## WHAT IS BEING ASKED
Reply with one number: the count of lines in the data that hold the string "image".

## PROVIDED MATERIAL
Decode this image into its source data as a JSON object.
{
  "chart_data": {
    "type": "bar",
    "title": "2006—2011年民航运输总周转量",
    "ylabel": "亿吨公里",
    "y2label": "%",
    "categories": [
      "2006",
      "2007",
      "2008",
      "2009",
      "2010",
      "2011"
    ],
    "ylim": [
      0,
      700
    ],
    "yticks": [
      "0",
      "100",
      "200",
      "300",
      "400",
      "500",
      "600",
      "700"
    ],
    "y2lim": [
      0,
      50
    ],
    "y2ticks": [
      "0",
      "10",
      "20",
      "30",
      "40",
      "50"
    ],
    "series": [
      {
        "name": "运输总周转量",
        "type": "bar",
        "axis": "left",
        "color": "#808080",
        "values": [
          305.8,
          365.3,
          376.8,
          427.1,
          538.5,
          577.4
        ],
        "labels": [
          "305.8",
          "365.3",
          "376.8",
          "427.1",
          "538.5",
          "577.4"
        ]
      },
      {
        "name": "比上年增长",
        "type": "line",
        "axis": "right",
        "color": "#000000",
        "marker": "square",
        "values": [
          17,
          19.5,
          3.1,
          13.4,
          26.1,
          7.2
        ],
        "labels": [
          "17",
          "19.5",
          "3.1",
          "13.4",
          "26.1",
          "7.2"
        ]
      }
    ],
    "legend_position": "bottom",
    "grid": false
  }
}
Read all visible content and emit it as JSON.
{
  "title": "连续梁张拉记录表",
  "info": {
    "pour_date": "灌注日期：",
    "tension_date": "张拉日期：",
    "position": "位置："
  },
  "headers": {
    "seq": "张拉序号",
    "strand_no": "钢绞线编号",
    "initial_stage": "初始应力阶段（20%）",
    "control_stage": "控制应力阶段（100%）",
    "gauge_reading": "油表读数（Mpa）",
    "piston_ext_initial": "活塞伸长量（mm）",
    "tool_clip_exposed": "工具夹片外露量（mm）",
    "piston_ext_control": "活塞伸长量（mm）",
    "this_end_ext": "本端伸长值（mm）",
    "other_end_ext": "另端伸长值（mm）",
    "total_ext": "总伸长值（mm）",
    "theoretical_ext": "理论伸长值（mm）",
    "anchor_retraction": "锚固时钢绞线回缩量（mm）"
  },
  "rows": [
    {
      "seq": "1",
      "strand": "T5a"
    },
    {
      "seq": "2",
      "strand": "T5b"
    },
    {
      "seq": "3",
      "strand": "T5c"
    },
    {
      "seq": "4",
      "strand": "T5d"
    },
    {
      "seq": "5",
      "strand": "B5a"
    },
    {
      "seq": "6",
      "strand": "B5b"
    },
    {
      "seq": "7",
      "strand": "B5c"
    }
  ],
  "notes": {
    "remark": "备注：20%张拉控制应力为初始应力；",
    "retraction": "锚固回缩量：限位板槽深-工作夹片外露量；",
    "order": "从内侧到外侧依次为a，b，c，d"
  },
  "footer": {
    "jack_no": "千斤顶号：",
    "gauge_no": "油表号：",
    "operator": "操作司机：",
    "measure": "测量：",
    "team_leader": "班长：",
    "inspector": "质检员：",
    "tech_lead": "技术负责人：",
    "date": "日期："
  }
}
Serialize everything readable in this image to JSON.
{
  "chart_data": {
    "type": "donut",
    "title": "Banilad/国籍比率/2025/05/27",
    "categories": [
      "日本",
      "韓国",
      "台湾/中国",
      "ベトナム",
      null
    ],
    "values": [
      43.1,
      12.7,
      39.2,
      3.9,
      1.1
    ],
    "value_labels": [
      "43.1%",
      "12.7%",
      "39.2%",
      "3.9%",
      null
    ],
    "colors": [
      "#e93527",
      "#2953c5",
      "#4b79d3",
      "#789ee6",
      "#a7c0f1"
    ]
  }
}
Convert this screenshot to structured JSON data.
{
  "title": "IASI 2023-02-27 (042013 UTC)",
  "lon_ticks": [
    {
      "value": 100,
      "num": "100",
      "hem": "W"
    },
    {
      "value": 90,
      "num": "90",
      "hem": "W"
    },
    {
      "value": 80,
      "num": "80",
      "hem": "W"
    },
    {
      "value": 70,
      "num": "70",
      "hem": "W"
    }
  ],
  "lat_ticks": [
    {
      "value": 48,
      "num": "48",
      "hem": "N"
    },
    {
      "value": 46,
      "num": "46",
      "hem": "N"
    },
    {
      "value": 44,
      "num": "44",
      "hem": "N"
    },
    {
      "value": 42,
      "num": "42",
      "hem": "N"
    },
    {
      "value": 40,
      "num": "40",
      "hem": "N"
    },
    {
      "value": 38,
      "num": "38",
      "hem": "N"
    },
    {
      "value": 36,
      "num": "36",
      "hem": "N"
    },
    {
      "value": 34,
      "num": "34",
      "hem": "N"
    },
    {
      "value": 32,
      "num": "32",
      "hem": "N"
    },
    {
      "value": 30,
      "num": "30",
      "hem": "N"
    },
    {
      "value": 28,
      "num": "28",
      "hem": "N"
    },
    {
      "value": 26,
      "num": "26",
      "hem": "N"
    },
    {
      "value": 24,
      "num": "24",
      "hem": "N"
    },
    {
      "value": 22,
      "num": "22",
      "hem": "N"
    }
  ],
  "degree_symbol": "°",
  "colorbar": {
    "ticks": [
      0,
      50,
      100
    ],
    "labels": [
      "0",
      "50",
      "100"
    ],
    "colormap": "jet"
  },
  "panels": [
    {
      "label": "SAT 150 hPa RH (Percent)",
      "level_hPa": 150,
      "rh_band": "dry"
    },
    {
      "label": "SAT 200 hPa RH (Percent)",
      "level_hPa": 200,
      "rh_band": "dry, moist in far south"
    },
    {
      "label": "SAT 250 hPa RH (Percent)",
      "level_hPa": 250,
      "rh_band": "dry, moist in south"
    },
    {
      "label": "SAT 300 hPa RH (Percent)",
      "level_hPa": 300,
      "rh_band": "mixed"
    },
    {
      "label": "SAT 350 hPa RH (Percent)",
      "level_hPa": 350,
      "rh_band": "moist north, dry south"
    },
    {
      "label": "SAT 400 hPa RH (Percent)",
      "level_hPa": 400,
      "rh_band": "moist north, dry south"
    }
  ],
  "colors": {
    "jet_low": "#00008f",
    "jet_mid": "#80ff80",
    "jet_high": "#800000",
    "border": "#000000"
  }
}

## CORRECT RESPONSE
2